Records from a collection of figures
- - -

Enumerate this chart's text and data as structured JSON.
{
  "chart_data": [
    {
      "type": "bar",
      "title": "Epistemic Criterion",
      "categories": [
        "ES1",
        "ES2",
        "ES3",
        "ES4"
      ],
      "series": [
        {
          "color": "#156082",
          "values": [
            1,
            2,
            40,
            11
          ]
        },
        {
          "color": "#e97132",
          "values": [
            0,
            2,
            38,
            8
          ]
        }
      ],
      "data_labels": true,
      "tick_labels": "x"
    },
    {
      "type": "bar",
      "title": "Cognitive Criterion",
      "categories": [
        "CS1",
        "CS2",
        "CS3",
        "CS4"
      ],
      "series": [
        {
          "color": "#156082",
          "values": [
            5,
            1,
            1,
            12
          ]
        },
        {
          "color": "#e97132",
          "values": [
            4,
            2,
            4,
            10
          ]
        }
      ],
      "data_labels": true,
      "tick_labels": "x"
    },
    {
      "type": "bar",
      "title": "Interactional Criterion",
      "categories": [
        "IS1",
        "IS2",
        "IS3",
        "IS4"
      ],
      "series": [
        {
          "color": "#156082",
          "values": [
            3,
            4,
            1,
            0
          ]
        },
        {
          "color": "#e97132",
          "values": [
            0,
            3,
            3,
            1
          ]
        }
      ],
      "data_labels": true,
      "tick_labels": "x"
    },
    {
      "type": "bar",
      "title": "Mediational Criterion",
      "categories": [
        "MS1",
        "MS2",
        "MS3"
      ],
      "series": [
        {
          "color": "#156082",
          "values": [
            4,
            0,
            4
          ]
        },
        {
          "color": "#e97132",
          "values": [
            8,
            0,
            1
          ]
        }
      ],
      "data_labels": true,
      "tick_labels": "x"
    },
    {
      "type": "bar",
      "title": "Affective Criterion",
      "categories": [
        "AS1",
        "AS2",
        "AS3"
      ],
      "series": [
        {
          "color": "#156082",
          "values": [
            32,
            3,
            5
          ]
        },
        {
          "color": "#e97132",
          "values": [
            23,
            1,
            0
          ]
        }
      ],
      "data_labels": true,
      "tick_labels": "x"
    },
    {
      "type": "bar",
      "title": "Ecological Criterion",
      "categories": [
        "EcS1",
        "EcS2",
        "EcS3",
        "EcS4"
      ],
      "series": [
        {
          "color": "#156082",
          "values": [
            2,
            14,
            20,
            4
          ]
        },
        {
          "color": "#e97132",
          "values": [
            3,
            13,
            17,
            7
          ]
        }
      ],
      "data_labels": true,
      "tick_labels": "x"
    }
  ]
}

- - -

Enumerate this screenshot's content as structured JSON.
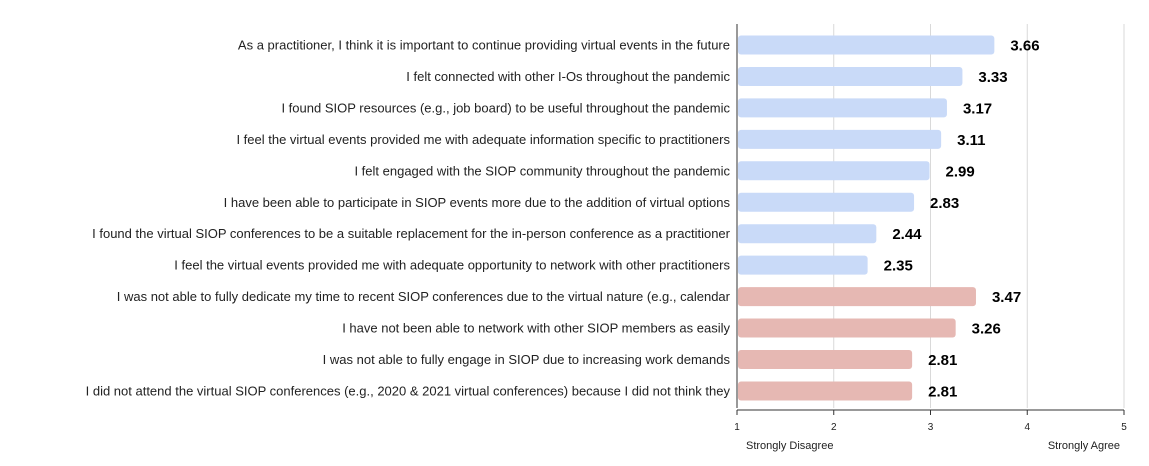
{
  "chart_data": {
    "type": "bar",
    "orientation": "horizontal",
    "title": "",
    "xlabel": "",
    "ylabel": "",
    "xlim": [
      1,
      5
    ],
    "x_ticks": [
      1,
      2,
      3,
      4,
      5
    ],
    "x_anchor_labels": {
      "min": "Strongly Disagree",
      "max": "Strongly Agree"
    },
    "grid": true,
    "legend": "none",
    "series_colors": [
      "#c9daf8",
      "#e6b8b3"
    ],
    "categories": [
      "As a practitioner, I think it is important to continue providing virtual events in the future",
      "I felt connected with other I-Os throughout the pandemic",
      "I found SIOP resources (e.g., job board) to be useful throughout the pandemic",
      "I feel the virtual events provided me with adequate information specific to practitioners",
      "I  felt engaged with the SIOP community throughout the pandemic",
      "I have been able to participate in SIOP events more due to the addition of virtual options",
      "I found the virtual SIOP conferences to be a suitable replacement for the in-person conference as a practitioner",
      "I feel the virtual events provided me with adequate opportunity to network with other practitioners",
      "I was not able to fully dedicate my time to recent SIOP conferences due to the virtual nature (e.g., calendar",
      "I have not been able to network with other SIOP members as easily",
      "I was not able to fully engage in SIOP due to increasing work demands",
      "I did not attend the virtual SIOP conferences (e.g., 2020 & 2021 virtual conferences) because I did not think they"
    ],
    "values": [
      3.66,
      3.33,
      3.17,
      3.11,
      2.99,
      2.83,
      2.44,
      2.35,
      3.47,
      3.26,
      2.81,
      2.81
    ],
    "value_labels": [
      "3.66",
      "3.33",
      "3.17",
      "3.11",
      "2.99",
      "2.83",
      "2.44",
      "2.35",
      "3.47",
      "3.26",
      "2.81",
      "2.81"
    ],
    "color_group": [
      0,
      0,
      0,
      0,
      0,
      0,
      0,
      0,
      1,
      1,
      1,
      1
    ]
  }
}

- - -

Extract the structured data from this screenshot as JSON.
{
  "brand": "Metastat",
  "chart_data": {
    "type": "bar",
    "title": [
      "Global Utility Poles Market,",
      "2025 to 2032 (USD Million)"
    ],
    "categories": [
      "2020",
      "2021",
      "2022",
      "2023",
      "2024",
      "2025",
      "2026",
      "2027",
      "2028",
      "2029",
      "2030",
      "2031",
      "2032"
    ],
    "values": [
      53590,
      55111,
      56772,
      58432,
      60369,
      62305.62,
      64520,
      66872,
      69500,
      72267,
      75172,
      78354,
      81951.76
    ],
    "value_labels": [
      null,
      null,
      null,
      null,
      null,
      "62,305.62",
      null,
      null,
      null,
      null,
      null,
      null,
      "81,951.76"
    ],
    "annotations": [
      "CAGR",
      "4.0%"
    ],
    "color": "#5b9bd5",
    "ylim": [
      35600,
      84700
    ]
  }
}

- - -

● Set exercise: Scan the material above for the string "other" and report each line where you find it.

● Task answer:
      "I felt connected with other I-Os throughout the pandemic",
      "I feel the virtual events provided me with adequate opportunity to network with other practitioners",
      "I have not been able to network with other SIOP members as easily",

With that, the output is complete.